* [Part of a data file]:
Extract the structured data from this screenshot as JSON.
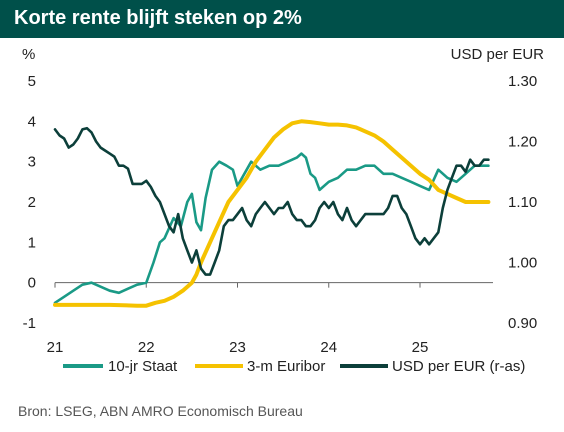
{
  "title": "Korte rente blijft steken op 2%",
  "source": "Bron: LSEG, ABN AMRO Economisch Bureau",
  "chart_data": {
    "type": "line",
    "y_left_unit": "%",
    "y_right_unit": "USD per EUR",
    "y_left_ticks": [
      "5",
      "4",
      "3",
      "2",
      "1",
      "0",
      "-1"
    ],
    "y_right_ticks": [
      "1.30",
      "1.20",
      "1.10",
      "1.00",
      "0.90"
    ],
    "ylim_left": [
      -1,
      5
    ],
    "ylim_right": [
      0.9,
      1.3
    ],
    "x_ticks": [
      "21",
      "22",
      "23",
      "24",
      "25"
    ],
    "x_tick_values": [
      2021,
      2022,
      2023,
      2024,
      2025
    ],
    "xlim": [
      2021.0,
      2025.8
    ],
    "grid": false,
    "series": [
      {
        "name": "10-jr Staat",
        "axis": "left",
        "color": "#1a9a86",
        "x": [
          2021.0,
          2021.1,
          2021.2,
          2021.3,
          2021.4,
          2021.5,
          2021.6,
          2021.7,
          2021.8,
          2021.9,
          2022.0,
          2022.08,
          2022.15,
          2022.2,
          2022.3,
          2022.38,
          2022.45,
          2022.5,
          2022.55,
          2022.6,
          2022.65,
          2022.72,
          2022.8,
          2022.88,
          2022.95,
          2023.0,
          2023.05,
          2023.15,
          2023.25,
          2023.35,
          2023.45,
          2023.55,
          2023.65,
          2023.7,
          2023.75,
          2023.8,
          2023.85,
          2023.9,
          2024.0,
          2024.1,
          2024.2,
          2024.3,
          2024.4,
          2024.5,
          2024.6,
          2024.7,
          2024.8,
          2024.9,
          2025.0,
          2025.1,
          2025.2,
          2025.3,
          2025.4,
          2025.5,
          2025.6,
          2025.7,
          2025.75
        ],
        "values": [
          -0.5,
          -0.35,
          -0.2,
          -0.05,
          0.0,
          -0.1,
          -0.2,
          -0.25,
          -0.15,
          -0.05,
          0.0,
          0.5,
          1.0,
          1.1,
          1.6,
          1.4,
          2.0,
          2.2,
          1.5,
          1.3,
          2.1,
          2.8,
          3.0,
          2.9,
          2.8,
          2.4,
          2.6,
          3.0,
          2.8,
          2.9,
          2.9,
          3.0,
          3.1,
          3.2,
          3.1,
          2.7,
          2.6,
          2.3,
          2.5,
          2.6,
          2.8,
          2.8,
          2.9,
          2.9,
          2.7,
          2.7,
          2.6,
          2.5,
          2.4,
          2.3,
          2.8,
          2.6,
          2.5,
          2.7,
          2.9,
          2.9,
          2.9
        ]
      },
      {
        "name": "3-m Euribor",
        "axis": "left",
        "color": "#f5c200",
        "x": [
          2021.0,
          2021.3,
          2021.6,
          2021.9,
          2022.0,
          2022.1,
          2022.2,
          2022.3,
          2022.4,
          2022.5,
          2022.55,
          2022.6,
          2022.7,
          2022.8,
          2022.9,
          2023.0,
          2023.1,
          2023.2,
          2023.3,
          2023.4,
          2023.5,
          2023.6,
          2023.7,
          2023.8,
          2023.9,
          2024.0,
          2024.1,
          2024.2,
          2024.3,
          2024.4,
          2024.5,
          2024.6,
          2024.7,
          2024.8,
          2024.9,
          2025.0,
          2025.1,
          2025.2,
          2025.3,
          2025.4,
          2025.5,
          2025.6,
          2025.7,
          2025.75
        ],
        "values": [
          -0.55,
          -0.55,
          -0.55,
          -0.57,
          -0.57,
          -0.5,
          -0.45,
          -0.35,
          -0.2,
          0.0,
          0.2,
          0.5,
          1.0,
          1.5,
          2.0,
          2.3,
          2.6,
          3.0,
          3.3,
          3.6,
          3.8,
          3.95,
          4.0,
          3.98,
          3.95,
          3.92,
          3.92,
          3.9,
          3.85,
          3.75,
          3.65,
          3.5,
          3.3,
          3.1,
          2.9,
          2.7,
          2.55,
          2.3,
          2.2,
          2.1,
          2.0,
          2.0,
          2.0,
          2.0
        ]
      },
      {
        "name": "USD per EUR (r-as)",
        "axis": "right",
        "color": "#0c3f3a",
        "x": [
          2021.0,
          2021.05,
          2021.1,
          2021.15,
          2021.2,
          2021.25,
          2021.3,
          2021.35,
          2021.4,
          2021.45,
          2021.5,
          2021.55,
          2021.6,
          2021.65,
          2021.7,
          2021.75,
          2021.8,
          2021.85,
          2021.9,
          2021.95,
          2022.0,
          2022.05,
          2022.1,
          2022.15,
          2022.2,
          2022.25,
          2022.3,
          2022.35,
          2022.4,
          2022.45,
          2022.5,
          2022.55,
          2022.6,
          2022.65,
          2022.7,
          2022.75,
          2022.8,
          2022.85,
          2022.9,
          2022.95,
          2023.0,
          2023.05,
          2023.1,
          2023.15,
          2023.2,
          2023.25,
          2023.3,
          2023.35,
          2023.4,
          2023.45,
          2023.5,
          2023.55,
          2023.6,
          2023.65,
          2023.7,
          2023.75,
          2023.8,
          2023.85,
          2023.9,
          2023.95,
          2024.0,
          2024.05,
          2024.1,
          2024.15,
          2024.2,
          2024.25,
          2024.3,
          2024.35,
          2024.4,
          2024.45,
          2024.5,
          2024.55,
          2024.6,
          2024.65,
          2024.7,
          2024.75,
          2024.8,
          2024.85,
          2024.9,
          2024.95,
          2025.0,
          2025.05,
          2025.1,
          2025.15,
          2025.2,
          2025.25,
          2025.3,
          2025.35,
          2025.4,
          2025.45,
          2025.5,
          2025.55,
          2025.6,
          2025.65,
          2025.7,
          2025.75
        ],
        "values": [
          1.22,
          1.21,
          1.205,
          1.19,
          1.195,
          1.205,
          1.22,
          1.222,
          1.215,
          1.2,
          1.19,
          1.185,
          1.18,
          1.175,
          1.16,
          1.16,
          1.155,
          1.13,
          1.13,
          1.13,
          1.135,
          1.125,
          1.11,
          1.1,
          1.08,
          1.06,
          1.05,
          1.08,
          1.04,
          1.02,
          1.0,
          1.02,
          0.99,
          0.98,
          0.98,
          1.0,
          1.02,
          1.06,
          1.07,
          1.07,
          1.08,
          1.09,
          1.07,
          1.06,
          1.08,
          1.09,
          1.1,
          1.09,
          1.08,
          1.09,
          1.09,
          1.1,
          1.08,
          1.07,
          1.07,
          1.06,
          1.06,
          1.07,
          1.09,
          1.1,
          1.09,
          1.1,
          1.08,
          1.07,
          1.09,
          1.07,
          1.06,
          1.07,
          1.08,
          1.08,
          1.08,
          1.08,
          1.08,
          1.09,
          1.11,
          1.11,
          1.09,
          1.08,
          1.06,
          1.04,
          1.03,
          1.04,
          1.03,
          1.04,
          1.05,
          1.09,
          1.12,
          1.14,
          1.16,
          1.16,
          1.15,
          1.17,
          1.16,
          1.16,
          1.17,
          1.17
        ]
      }
    ]
  }
}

* [Requirements]:
Copy each line exactly, and leave the pictures out of your copy.

* [Correct response]:
Extract the structured data from this screenshot as JSON.
{
  "title": "Korte rente blijft steken op 2%",
  "source": "Bron: LSEG, ABN AMRO Economisch Bureau",
  "chart_data": {
    "type": "line",
    "y_left_unit": "%",
    "y_right_unit": "USD per EUR",
    "y_left_ticks": [
      "5",
      "4",
      "3",
      "2",
      "1",
      "0",
      "-1"
    ],
    "y_right_ticks": [
      "1.30",
      "1.20",
      "1.10",
      "1.00",
      "0.90"
    ],
    "ylim_left": [
      -1,
      5
    ],
    "ylim_right": [
      0.9,
      1.3
    ],
    "x_ticks": [
      "21",
      "22",
      "23",
      "24",
      "25"
    ],
    "x_tick_values": [
      2021,
      2022,
      2023,
      2024,
      2025
    ],
    "xlim": [
      2021.0,
      2025.8
    ],
    "grid": false,
    "series": [
      {
        "name": "10-jr Staat",
        "axis": "left",
        "color": "#1a9a86",
        "x": [
          2021.0,
          2021.1,
          2021.2,
          2021.3,
          2021.4,
          2021.5,
          2021.6,
          2021.7,
          2021.8,
          2021.9,
          2022.0,
          2022.08,
          2022.15,
          2022.2,
          2022.3,
          2022.38,
          2022.45,
          2022.5,
          2022.55,
          2022.6,
          2022.65,
          2022.72,
          2022.8,
          2022.88,
          2022.95,
          2023.0,
          2023.05,
          2023.15,
          2023.25,
          2023.35,
          2023.45,
          2023.55,
          2023.65,
          2023.7,
          2023.75,
          2023.8,
          2023.85,
          2023.9,
          2024.0,
          2024.1,
          2024.2,
          2024.3,
          2024.4,
          2024.5,
          2024.6,
          2024.7,
          2024.8,
          2024.9,
          2025.0,
          2025.1,
          2025.2,
          2025.3,
          2025.4,
          2025.5,
          2025.6,
          2025.7,
          2025.75
        ],
        "values": [
          -0.5,
          -0.35,
          -0.2,
          -0.05,
          0.0,
          -0.1,
          -0.2,
          -0.25,
          -0.15,
          -0.05,
          0.0,
          0.5,
          1.0,
          1.1,
          1.6,
          1.4,
          2.0,
          2.2,
          1.5,
          1.3,
          2.1,
          2.8,
          3.0,
          2.9,
          2.8,
          2.4,
          2.6,
          3.0,
          2.8,
          2.9,
          2.9,
          3.0,
          3.1,
          3.2,
          3.1,
          2.7,
          2.6,
          2.3,
          2.5,
          2.6,
          2.8,
          2.8,
          2.9,
          2.9,
          2.7,
          2.7,
          2.6,
          2.5,
          2.4,
          2.3,
          2.8,
          2.6,
          2.5,
          2.7,
          2.9,
          2.9,
          2.9
        ]
      },
      {
        "name": "3-m Euribor",
        "axis": "left",
        "color": "#f5c200",
        "x": [
          2021.0,
          2021.3,
          2021.6,
          2021.9,
          2022.0,
          2022.1,
          2022.2,
          2022.3,
          2022.4,
          2022.5,
          2022.55,
          2022.6,
          2022.7,
          2022.8,
          2022.9,
          2023.0,
          2023.1,
          2023.2,
          2023.3,
          2023.4,
          2023.5,
          2023.6,
          2023.7,
          2023.8,
          2023.9,
          2024.0,
          2024.1,
          2024.2,
          2024.3,
          2024.4,
          2024.5,
          2024.6,
          2024.7,
          2024.8,
          2024.9,
          2025.0,
          2025.1,
          2025.2,
          2025.3,
          2025.4,
          2025.5,
          2025.6,
          2025.7,
          2025.75
        ],
        "values": [
          -0.55,
          -0.55,
          -0.55,
          -0.57,
          -0.57,
          -0.5,
          -0.45,
          -0.35,
          -0.2,
          0.0,
          0.2,
          0.5,
          1.0,
          1.5,
          2.0,
          2.3,
          2.6,
          3.0,
          3.3,
          3.6,
          3.8,
          3.95,
          4.0,
          3.98,
          3.95,
          3.92,
          3.92,
          3.9,
          3.85,
          3.75,
          3.65,
          3.5,
          3.3,
          3.1,
          2.9,
          2.7,
          2.55,
          2.3,
          2.2,
          2.1,
          2.0,
          2.0,
          2.0,
          2.0
        ]
      },
      {
        "name": "USD per EUR (r-as)",
        "axis": "right",
        "color": "#0c3f3a",
        "x": [
          2021.0,
          2021.05,
          2021.1,
          2021.15,
          2021.2,
          2021.25,
          2021.3,
          2021.35,
          2021.4,
          2021.45,
          2021.5,
          2021.55,
          2021.6,
          2021.65,
          2021.7,
          2021.75,
          2021.8,
          2021.85,
          2021.9,
          2021.95,
          2022.0,
          2022.05,
          2022.1,
          2022.15,
          2022.2,
          2022.25,
          2022.3,
          2022.35,
          2022.4,
          2022.45,
          2022.5,
          2022.55,
          2022.6,
          2022.65,
          2022.7,
          2022.75,
          2022.8,
          2022.85,
          2022.9,
          2022.95,
          2023.0,
          2023.05,
          2023.1,
          2023.15,
          2023.2,
          2023.25,
          2023.3,
          2023.35,
          2023.4,
          2023.45,
          2023.5,
          2023.55,
          2023.6,
          2023.65,
          2023.7,
          2023.75,
          2023.8,
          2023.85,
          2023.9,
          2023.95,
          2024.0,
          2024.05,
          2024.1,
          2024.15,
          2024.2,
          2024.25,
          2024.3,
          2024.35,
          2024.4,
          2024.45,
          2024.5,
          2024.55,
          2024.6,
          2024.65,
          2024.7,
          2024.75,
          2024.8,
          2024.85,
          2024.9,
          2024.95,
          2025.0,
          2025.05,
          2025.1,
          2025.15,
          2025.2,
          2025.25,
          2025.3,
          2025.35,
          2025.4,
          2025.45,
          2025.5,
          2025.55,
          2025.6,
          2025.65,
          2025.7,
          2025.75
        ],
        "values": [
          1.22,
          1.21,
          1.205,
          1.19,
          1.195,
          1.205,
          1.22,
          1.222,
          1.215,
          1.2,
          1.19,
          1.185,
          1.18,
          1.175,
          1.16,
          1.16,
          1.155,
          1.13,
          1.13,
          1.13,
          1.135,
          1.125,
          1.11,
          1.1,
          1.08,
          1.06,
          1.05,
          1.08,
          1.04,
          1.02,
          1.0,
          1.02,
          0.99,
          0.98,
          0.98,
          1.0,
          1.02,
          1.06,
          1.07,
          1.07,
          1.08,
          1.09,
          1.07,
          1.06,
          1.08,
          1.09,
          1.1,
          1.09,
          1.08,
          1.09,
          1.09,
          1.1,
          1.08,
          1.07,
          1.07,
          1.06,
          1.06,
          1.07,
          1.09,
          1.1,
          1.09,
          1.1,
          1.08,
          1.07,
          1.09,
          1.07,
          1.06,
          1.07,
          1.08,
          1.08,
          1.08,
          1.08,
          1.08,
          1.09,
          1.11,
          1.11,
          1.09,
          1.08,
          1.06,
          1.04,
          1.03,
          1.04,
          1.03,
          1.04,
          1.05,
          1.09,
          1.12,
          1.14,
          1.16,
          1.16,
          1.15,
          1.17,
          1.16,
          1.16,
          1.17,
          1.17
        ]
      }
    ]
  }
}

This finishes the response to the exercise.